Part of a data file
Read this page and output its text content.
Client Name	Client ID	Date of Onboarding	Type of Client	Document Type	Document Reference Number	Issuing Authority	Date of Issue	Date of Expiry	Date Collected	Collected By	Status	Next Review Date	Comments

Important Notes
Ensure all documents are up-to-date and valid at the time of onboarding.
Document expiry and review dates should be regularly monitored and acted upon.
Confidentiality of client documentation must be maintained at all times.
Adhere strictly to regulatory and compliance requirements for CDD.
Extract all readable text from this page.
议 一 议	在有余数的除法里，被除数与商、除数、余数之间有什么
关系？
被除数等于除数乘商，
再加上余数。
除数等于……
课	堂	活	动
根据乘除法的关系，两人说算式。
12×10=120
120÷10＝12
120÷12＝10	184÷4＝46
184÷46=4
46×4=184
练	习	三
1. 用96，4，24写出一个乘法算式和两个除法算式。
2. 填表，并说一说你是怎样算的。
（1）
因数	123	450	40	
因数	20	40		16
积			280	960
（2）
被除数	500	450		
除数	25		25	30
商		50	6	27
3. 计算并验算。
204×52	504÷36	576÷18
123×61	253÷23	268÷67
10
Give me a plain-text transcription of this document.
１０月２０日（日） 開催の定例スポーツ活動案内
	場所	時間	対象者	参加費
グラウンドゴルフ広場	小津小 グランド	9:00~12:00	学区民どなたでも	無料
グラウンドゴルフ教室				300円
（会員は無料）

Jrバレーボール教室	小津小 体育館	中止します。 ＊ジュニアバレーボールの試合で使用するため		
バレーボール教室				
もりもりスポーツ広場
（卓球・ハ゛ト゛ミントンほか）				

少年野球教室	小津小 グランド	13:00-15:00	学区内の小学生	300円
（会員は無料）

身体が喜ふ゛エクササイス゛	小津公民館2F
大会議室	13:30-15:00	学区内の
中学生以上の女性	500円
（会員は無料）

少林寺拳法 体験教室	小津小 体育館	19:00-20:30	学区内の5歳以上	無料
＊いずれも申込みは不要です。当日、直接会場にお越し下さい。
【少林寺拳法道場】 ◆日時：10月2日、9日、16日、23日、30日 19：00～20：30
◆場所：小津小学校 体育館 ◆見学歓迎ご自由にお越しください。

#### [INSTRUCTIONS TO FOLLOW]
Retype every record above exactly as it appears.

#### [ANSWER IN FULL]
Read this page and output its text content.
Client Name	Client ID	Date of Onboarding	Type of Client	Document Type	Document Reference Number	Issuing Authority	Date of Issue	Date of Expiry	Date Collected	Collected By	Status	Next Review Date	Comments

Important Notes
Ensure all documents are up-to-date and valid at the time of onboarding.
Document expiry and review dates should be regularly monitored and acted upon.
Confidentiality of client documentation must be maintained at all times.
Adhere strictly to regulatory and compliance requirements for CDD.
Extract all readable text from this page.
议 一 议	在有余数的除法里，被除数与商、除数、余数之间有什么
关系？
被除数等于除数乘商，
再加上余数。
除数等于……
课	堂	活	动
根据乘除法的关系，两人说算式。
12×10=120
120÷10＝12
120÷12＝10	184÷4＝46
184÷46=4
46×4=184
练	习	三
1. 用96，4，24写出一个乘法算式和两个除法算式。
2. 填表，并说一说你是怎样算的。
（1）
因数	123	450	40	
因数	20	40		16
积			280	960
（2）
被除数	500	450		
除数	25		25	30
商		50	6	27
3. 计算并验算。
204×52	504÷36	576÷18
123×61	253÷23	268÷67
10
Give me a plain-text transcription of this document.
１０月２０日（日） 開催の定例スポーツ活動案内
	場所	時間	対象者	参加費
グラウンドゴルフ広場	小津小 グランド	9:00~12:00	学区民どなたでも	無料
グラウンドゴルフ教室				300円
（会員は無料）

Jrバレーボール教室	小津小 体育館	中止します。 ＊ジュニアバレーボールの試合で使用するため		
バレーボール教室				
もりもりスポーツ広場
（卓球・ハ゛ト゛ミントンほか）				

少年野球教室	小津小 グランド	13:00-15:00	学区内の小学生	300円
（会員は無料）

身体が喜ふ゛エクササイス゛	小津公民館2F
大会議室	13:30-15:00	学区内の
中学生以上の女性	500円
（会員は無料）

少林寺拳法 体験教室	小津小 体育館	19:00-20:30	学区内の5歳以上	無料
＊いずれも申込みは不要です。当日、直接会場にお越し下さい。
【少林寺拳法道場】 ◆日時：10月2日、9日、16日、23日、30日 19：00～20：30
◆場所：小津小学校 体育館 ◆見学歓迎ご自由にお越しください。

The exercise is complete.